## [What is asked]
Show every line in the entries below that contains the string "legend".

Page element annotations:
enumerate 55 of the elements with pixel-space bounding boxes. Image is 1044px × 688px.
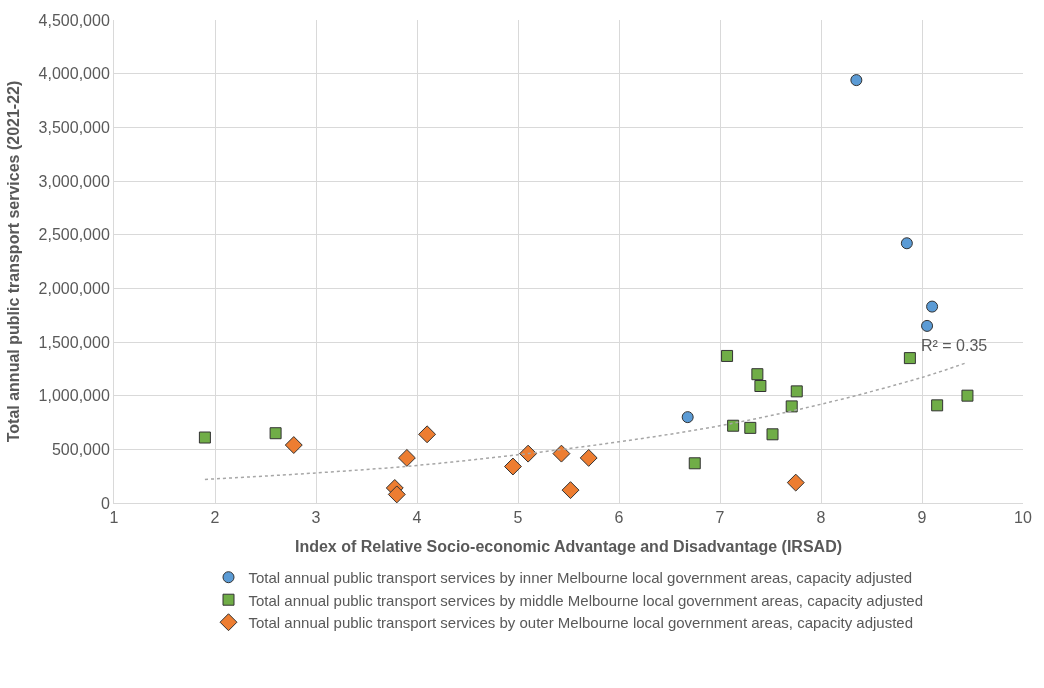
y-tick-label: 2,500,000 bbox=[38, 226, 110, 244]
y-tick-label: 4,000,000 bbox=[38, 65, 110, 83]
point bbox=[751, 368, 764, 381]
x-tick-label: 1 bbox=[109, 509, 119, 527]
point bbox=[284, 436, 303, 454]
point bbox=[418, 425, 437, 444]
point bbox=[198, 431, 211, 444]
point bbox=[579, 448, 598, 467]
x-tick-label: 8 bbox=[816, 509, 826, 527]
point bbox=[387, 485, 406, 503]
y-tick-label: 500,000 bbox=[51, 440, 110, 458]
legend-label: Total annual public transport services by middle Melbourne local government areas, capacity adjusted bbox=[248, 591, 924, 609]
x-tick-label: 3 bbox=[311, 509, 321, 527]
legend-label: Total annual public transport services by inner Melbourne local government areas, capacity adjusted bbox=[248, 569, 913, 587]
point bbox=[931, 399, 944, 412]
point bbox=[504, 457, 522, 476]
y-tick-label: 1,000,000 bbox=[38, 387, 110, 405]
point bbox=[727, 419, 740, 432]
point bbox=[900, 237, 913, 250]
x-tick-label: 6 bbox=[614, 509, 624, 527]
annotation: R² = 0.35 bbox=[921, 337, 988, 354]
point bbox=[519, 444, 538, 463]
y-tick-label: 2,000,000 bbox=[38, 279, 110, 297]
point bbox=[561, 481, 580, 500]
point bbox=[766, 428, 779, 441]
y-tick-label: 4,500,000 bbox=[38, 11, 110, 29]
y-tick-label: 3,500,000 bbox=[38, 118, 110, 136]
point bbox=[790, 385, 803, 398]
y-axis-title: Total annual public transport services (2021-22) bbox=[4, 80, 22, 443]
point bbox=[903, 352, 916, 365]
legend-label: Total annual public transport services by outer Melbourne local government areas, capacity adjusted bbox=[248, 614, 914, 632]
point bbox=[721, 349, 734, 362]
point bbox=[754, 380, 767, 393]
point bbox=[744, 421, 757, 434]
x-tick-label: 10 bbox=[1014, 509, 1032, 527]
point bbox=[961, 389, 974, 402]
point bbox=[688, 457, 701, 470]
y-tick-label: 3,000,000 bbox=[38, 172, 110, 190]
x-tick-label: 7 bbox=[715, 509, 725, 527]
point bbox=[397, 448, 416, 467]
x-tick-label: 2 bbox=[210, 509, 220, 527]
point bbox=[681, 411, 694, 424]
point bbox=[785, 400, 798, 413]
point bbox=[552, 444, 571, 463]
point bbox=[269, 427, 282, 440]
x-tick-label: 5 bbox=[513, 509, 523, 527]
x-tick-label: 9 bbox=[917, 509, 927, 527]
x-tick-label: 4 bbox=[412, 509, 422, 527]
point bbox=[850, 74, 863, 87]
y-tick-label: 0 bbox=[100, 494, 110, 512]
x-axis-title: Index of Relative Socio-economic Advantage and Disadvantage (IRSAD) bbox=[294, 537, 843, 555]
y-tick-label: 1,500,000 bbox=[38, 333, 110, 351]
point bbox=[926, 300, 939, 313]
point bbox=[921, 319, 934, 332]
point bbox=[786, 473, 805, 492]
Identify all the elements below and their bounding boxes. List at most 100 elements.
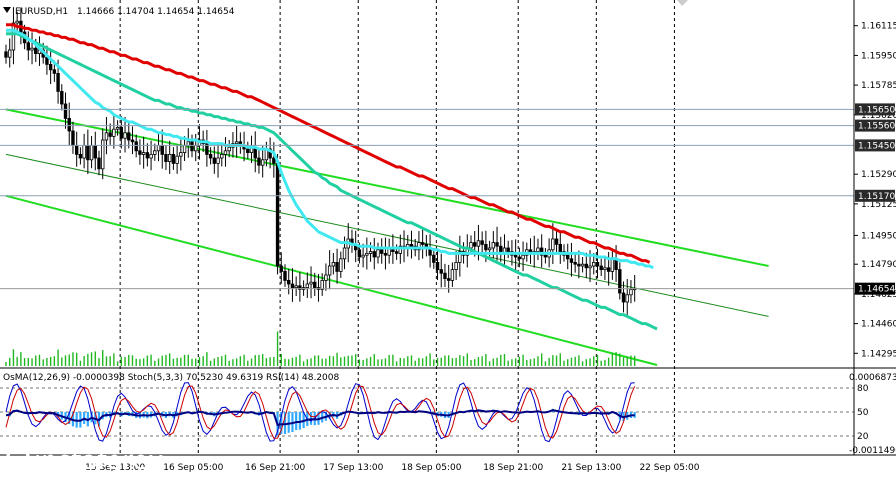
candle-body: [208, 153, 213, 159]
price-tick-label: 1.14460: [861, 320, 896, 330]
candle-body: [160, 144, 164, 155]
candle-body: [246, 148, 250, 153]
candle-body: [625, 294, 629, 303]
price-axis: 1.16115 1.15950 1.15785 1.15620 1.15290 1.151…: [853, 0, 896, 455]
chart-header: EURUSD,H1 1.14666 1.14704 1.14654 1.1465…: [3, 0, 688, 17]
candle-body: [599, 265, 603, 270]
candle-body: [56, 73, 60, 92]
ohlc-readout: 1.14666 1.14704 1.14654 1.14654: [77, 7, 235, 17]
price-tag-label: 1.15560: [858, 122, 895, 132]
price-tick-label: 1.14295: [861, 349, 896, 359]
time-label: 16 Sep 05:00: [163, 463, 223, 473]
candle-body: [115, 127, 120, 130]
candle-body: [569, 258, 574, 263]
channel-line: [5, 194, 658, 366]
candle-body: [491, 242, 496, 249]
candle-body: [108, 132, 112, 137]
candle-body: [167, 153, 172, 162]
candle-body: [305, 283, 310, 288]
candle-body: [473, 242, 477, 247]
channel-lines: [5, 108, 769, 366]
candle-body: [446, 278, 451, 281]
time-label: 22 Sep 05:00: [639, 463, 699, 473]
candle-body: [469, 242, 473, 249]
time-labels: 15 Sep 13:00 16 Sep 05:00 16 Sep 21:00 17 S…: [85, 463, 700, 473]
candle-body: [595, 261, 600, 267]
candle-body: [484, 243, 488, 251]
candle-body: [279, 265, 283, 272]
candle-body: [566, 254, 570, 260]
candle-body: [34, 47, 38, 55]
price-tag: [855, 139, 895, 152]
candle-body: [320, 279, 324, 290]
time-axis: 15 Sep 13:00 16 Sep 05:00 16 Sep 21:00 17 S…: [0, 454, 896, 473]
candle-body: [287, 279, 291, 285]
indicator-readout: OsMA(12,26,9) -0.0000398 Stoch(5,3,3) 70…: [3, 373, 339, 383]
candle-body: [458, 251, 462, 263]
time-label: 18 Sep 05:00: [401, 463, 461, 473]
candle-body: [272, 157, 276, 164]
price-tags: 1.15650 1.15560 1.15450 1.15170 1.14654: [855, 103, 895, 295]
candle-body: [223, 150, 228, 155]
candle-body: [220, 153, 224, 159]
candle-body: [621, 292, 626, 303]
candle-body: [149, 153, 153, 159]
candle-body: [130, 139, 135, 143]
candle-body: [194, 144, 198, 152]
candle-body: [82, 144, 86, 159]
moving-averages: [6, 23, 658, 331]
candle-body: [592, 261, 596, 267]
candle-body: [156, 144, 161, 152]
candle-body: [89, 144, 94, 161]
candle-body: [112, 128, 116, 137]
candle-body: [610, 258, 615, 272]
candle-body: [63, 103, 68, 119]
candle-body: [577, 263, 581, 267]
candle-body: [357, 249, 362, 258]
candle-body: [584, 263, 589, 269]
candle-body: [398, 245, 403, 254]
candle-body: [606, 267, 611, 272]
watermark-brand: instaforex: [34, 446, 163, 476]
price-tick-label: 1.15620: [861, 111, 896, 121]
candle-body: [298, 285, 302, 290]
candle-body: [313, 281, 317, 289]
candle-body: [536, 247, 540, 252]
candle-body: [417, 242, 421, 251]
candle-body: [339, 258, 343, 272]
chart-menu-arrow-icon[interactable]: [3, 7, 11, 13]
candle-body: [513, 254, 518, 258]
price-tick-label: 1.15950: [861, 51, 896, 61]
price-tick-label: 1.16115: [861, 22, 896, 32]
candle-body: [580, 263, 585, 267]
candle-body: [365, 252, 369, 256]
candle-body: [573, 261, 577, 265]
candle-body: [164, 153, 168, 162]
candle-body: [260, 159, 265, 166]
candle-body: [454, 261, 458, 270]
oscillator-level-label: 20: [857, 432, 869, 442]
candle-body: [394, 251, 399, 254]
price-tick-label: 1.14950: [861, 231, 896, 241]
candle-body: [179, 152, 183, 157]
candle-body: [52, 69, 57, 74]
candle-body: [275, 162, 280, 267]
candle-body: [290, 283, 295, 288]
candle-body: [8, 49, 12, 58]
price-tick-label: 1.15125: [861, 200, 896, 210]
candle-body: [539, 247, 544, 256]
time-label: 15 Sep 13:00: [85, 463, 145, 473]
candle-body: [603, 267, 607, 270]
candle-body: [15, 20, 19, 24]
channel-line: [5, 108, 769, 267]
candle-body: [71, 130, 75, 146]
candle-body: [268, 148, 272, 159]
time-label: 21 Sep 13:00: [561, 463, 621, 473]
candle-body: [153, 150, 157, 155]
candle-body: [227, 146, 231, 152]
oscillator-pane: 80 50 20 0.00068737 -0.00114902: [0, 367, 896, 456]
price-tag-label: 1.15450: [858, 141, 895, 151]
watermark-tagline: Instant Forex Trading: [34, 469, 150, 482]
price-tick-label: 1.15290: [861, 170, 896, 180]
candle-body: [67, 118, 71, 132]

## [Worked solution]
legend-label: Total annual public transport services by middle Melbourne local government areas, capacity adjusted bbox=[248, 591, 924, 609]
legend-label: Total annual public transport services by inner Melbourne local government areas, capacity adjusted bbox=[248, 569, 913, 587]
legend-label: Total annual public transport services by outer Melbourne local government areas, capacity adjusted bbox=[248, 614, 914, 632]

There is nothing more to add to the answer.